---- Data for this exercise
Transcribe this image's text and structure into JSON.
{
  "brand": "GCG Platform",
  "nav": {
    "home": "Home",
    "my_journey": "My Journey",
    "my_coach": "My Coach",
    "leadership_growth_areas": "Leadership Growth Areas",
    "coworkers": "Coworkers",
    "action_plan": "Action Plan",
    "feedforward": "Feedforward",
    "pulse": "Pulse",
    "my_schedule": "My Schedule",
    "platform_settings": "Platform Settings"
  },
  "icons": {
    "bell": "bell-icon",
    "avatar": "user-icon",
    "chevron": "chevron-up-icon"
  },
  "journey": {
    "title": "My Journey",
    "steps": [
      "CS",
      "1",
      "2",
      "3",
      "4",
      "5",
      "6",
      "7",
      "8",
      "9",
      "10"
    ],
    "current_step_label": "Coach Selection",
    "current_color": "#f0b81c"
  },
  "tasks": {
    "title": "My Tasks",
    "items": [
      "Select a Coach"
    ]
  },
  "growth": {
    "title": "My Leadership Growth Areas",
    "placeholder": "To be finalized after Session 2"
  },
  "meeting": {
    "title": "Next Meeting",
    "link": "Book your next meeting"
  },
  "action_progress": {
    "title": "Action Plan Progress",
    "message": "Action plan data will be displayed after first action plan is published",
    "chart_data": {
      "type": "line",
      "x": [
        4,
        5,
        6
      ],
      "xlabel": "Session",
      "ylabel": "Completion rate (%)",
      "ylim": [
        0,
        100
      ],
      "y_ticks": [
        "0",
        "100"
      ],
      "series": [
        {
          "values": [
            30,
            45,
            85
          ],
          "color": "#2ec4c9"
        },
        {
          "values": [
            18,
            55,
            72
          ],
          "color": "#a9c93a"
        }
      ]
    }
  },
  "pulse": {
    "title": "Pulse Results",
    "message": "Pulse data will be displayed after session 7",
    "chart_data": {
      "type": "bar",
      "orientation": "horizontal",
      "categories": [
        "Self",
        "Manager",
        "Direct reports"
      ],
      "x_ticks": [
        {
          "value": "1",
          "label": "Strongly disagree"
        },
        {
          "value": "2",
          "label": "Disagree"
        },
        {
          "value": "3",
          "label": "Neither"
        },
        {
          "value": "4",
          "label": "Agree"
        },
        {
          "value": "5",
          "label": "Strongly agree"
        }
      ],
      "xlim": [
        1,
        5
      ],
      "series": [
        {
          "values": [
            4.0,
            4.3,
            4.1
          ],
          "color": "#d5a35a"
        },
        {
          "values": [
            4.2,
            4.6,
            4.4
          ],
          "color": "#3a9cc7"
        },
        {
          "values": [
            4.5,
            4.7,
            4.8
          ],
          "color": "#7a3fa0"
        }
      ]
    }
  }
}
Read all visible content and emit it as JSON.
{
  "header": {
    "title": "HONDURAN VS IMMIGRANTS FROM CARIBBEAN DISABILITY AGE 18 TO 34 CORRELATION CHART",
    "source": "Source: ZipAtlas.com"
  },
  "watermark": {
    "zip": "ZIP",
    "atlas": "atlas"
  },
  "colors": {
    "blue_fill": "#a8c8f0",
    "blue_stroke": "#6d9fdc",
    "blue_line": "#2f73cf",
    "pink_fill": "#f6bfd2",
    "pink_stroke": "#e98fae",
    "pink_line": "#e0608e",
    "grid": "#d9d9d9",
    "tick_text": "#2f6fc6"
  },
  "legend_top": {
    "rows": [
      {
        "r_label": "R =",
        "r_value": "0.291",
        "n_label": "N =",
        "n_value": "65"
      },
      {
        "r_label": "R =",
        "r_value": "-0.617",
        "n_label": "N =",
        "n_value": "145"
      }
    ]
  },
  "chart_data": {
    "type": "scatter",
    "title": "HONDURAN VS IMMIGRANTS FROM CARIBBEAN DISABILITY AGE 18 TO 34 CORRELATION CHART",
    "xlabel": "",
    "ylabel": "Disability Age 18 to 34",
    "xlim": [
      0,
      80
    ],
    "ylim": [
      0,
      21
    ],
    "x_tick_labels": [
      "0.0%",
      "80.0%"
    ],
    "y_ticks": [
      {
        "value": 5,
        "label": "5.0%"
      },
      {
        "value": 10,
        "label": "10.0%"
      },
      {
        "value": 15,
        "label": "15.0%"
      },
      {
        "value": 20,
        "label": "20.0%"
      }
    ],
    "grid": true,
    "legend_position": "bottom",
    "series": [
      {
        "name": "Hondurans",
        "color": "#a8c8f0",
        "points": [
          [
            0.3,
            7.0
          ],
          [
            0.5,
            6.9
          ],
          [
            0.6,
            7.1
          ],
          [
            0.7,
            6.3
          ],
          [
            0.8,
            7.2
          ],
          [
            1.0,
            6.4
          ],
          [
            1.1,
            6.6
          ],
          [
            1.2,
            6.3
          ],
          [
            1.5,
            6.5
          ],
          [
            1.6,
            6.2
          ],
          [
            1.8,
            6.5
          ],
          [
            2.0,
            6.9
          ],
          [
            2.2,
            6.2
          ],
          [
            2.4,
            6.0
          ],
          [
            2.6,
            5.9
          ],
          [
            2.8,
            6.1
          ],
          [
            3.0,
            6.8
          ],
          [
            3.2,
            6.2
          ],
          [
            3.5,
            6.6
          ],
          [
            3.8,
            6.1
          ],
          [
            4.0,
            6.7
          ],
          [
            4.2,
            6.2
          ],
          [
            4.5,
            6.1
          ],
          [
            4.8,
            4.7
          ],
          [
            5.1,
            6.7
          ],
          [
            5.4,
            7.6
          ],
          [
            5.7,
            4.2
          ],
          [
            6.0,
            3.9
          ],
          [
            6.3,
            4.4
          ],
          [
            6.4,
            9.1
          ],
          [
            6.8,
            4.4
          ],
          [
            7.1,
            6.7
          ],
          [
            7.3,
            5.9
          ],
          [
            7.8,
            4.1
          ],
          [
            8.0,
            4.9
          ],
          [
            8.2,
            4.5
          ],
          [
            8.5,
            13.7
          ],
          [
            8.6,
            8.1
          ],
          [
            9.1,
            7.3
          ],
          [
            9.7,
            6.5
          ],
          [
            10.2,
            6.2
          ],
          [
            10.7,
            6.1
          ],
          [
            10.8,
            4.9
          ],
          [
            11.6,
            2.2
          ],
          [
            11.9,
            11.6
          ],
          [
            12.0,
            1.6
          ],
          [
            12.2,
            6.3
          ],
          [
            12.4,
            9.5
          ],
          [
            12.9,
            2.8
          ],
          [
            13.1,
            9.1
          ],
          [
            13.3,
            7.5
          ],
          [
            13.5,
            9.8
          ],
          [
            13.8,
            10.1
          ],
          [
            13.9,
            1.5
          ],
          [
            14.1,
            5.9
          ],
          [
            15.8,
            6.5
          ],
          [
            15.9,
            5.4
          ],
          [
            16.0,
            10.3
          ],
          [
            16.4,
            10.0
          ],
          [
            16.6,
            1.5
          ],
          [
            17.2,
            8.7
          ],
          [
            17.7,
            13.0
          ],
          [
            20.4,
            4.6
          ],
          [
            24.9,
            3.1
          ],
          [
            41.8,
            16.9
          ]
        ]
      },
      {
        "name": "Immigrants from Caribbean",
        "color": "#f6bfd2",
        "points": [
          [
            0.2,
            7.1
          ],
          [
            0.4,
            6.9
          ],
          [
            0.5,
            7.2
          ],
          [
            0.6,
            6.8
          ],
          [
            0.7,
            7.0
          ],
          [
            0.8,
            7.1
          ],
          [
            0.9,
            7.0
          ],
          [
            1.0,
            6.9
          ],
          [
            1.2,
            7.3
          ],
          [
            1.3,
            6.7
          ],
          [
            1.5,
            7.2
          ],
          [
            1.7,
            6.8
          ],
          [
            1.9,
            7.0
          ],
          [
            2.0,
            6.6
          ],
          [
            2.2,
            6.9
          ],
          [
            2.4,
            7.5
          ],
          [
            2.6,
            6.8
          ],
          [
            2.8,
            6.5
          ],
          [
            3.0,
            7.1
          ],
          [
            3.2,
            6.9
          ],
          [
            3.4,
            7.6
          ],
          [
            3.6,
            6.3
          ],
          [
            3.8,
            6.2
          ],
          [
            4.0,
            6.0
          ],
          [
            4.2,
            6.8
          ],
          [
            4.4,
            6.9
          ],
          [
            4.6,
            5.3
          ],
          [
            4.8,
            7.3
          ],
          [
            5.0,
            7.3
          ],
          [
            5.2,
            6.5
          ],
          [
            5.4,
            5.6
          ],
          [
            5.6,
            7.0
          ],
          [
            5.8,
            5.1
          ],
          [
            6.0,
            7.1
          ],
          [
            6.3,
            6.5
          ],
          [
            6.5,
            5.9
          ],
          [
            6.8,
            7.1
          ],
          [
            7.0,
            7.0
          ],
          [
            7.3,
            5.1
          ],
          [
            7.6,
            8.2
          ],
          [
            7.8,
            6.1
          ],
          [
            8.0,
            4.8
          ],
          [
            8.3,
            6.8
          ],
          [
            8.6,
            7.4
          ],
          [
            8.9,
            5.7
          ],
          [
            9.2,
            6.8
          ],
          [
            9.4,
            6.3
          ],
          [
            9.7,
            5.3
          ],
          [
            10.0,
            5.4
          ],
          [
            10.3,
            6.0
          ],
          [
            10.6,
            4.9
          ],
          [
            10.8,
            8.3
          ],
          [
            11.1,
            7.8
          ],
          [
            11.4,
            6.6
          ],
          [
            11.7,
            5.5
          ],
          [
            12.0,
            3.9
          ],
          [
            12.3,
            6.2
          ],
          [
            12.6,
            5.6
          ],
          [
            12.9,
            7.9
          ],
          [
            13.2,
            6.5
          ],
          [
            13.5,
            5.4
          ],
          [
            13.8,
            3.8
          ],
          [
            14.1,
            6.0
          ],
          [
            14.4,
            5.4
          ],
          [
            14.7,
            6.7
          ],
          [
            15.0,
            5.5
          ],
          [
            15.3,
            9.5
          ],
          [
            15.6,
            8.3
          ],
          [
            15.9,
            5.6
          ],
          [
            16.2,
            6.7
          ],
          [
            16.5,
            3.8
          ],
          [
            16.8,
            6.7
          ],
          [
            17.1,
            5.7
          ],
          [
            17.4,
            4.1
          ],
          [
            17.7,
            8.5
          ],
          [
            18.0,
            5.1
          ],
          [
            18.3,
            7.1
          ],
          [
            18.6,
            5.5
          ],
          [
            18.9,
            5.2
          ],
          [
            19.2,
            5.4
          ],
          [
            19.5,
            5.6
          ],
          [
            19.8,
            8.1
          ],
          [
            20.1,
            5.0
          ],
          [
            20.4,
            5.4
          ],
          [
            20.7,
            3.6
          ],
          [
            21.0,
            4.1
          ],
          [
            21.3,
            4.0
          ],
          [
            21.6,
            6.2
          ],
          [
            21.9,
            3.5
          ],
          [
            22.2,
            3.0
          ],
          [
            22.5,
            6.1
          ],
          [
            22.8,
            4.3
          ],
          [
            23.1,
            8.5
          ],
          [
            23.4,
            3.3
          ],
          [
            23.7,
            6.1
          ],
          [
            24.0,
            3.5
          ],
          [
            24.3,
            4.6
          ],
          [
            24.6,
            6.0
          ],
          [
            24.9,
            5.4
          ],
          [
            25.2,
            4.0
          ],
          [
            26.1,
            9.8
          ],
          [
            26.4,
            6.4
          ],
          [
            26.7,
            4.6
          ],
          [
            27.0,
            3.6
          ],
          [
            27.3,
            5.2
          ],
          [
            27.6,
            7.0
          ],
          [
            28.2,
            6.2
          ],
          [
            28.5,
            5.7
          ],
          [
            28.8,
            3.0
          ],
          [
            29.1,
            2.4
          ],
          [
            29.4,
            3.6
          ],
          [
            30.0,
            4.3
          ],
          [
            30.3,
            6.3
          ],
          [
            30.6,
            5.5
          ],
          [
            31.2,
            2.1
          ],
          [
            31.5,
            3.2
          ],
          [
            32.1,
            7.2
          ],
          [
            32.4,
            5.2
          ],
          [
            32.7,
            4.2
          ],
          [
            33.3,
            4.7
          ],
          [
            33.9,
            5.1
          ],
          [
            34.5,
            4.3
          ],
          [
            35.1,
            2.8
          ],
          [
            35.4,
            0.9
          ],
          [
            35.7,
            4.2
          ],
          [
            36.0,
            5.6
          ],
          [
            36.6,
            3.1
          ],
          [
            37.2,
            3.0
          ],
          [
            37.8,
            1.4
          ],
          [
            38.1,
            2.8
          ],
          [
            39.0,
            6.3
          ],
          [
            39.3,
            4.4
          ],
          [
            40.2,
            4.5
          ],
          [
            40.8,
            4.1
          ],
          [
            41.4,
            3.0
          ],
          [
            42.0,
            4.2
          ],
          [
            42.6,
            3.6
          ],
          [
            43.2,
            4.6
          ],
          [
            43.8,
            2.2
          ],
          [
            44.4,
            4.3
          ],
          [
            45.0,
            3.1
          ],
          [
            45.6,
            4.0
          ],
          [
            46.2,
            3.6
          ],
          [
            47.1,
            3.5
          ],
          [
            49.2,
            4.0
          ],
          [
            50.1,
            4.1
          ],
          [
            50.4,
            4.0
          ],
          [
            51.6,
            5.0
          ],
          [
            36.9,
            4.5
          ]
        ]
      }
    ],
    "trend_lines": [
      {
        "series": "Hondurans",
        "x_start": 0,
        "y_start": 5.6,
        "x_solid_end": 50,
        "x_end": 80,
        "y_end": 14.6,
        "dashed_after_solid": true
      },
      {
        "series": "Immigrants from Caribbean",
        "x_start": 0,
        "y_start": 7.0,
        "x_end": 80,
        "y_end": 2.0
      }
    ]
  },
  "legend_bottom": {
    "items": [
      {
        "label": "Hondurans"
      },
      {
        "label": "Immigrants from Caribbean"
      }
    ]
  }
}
--------
Determine how many lines include the string "displayed". Give no answer but the number.

_Exercise result_: 2